* _To be done_
Work out how many lines hold "页的练习第". Give the number and nothing else.

* _Excerpted records_
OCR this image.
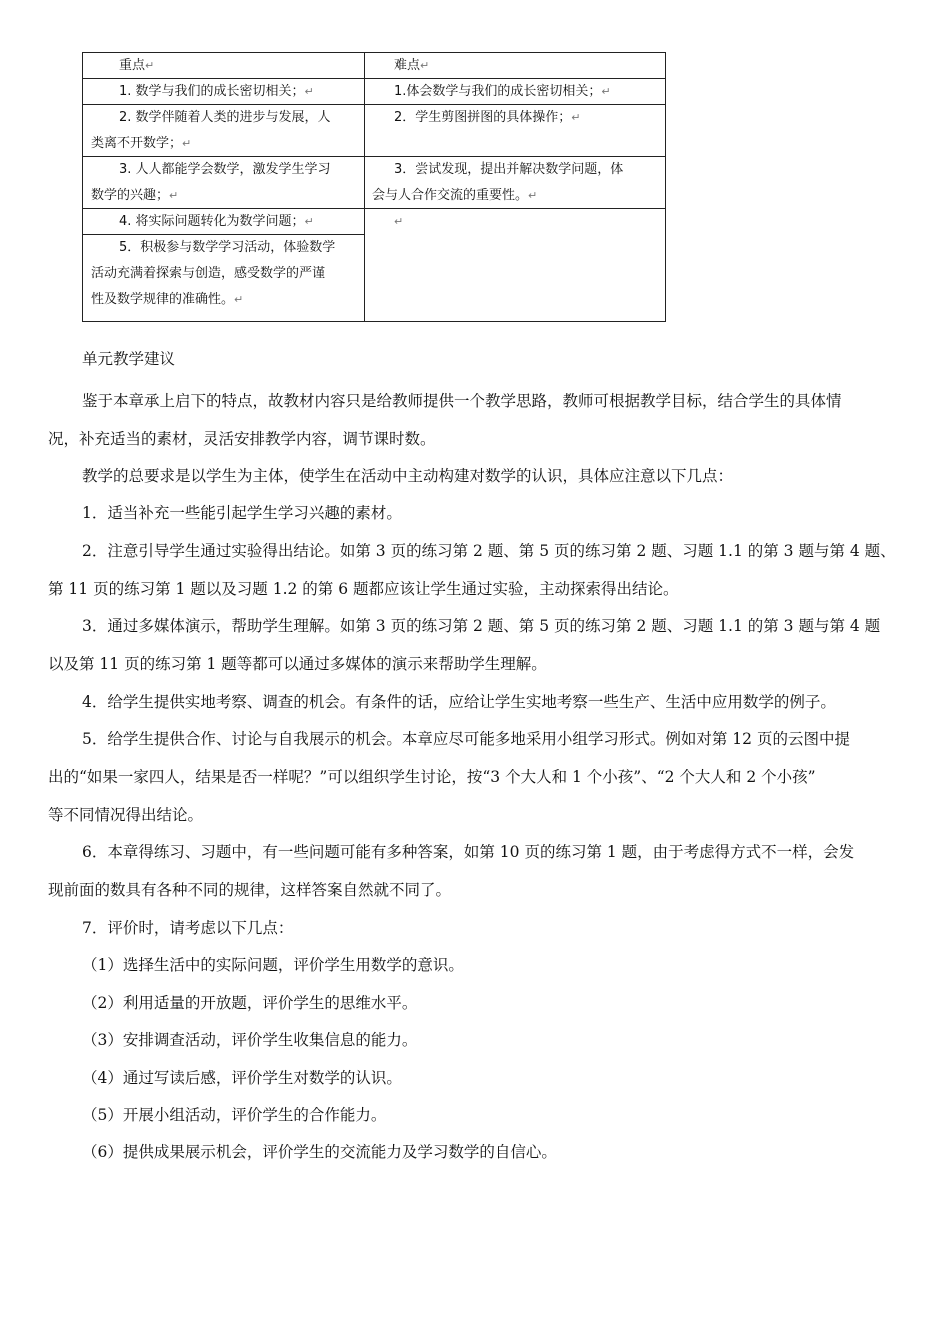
重点↵
1. 数学与我们的成长密切相关；↵
2. 数学伴随着人类的进步与发展，人
类离不开数学；↵
3. 人人都能学会数学，激发学生学习
数学的兴趣；↵
4. 将实际问题转化为数学问题；↵
5．积极参与数学学习活动，体验数学
活动充满着探索与创造，感受数学的严谨
性及数学规律的准确性。↵
难点↵
1.体会数学与我们的成长密切相关；↵
2．学生剪图拼图的具体操作；↵
3．尝试发现，提出并解决数学问题，体
会与人合作交流的重要性。↵
↵
单元教学建议
鉴于本章承上启下的特点，故教材内容只是给教师提供一个教学思路，教师可根据教学目标，结合学生的具体情
况，补充适当的素材，灵活安排教学内容，调节课时数。
教学的总要求是以学生为主体，使学生在活动中主动构建对数学的认识，具体应注意以下几点：
1．适当补充一些能引起学生学习兴趣的素材。
2．注意引导学生通过实验得出结论。如第 3 页的练习第 2 题、第 5 页的练习第 2 题、习题 1.1 的第 3 题与第 4 题、
第 11 页的练习第 1 题以及习题 1.2 的第 6 题都应该让学生通过实验，主动探索得出结论。
3．通过多媒体演示，帮助学生理解。如第 3 页的练习第 2 题、第 5 页的练习第 2 题、习题 1.1 的第 3 题与第 4 题
以及第 11 页的练习第 1 题等都可以通过多媒体的演示来帮助学生理解。
4．给学生提供实地考察、调查的机会。有条件的话，应给让学生实地考察一些生产、生活中应用数学的例子。
5．给学生提供合作、讨论与自我展示的机会。本章应尽可能多地采用小组学习形式。例如对第 12 页的云图中提
出的“如果一家四人，结果是否一样呢？”可以组织学生讨论，按“3 个大人和 1 个小孩”、“2 个大人和 2 个小孩”
等不同情况得出结论。
6．本章得练习、习题中，有一些问题可能有多种答案，如第 10 页的练习第 1 题，由于考虑得方式不一样，会发
现前面的数具有各种不同的规律，这样答案自然就不同了。
7．评价时，请考虑以下几点：
（1）选择生活中的实际问题，评价学生用数学的意识。
（2）利用适量的开放题，评价学生的思维水平。
（3）安排调查活动，评价学生收集信息的能力。
（4）通过写读后感，评价学生对数学的认识。
（5）开展小组活动，评价学生的合作能力。
（6）提供成果展示机会，评价学生的交流能力及学习数学的自信心。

* _Output for this exercise_
5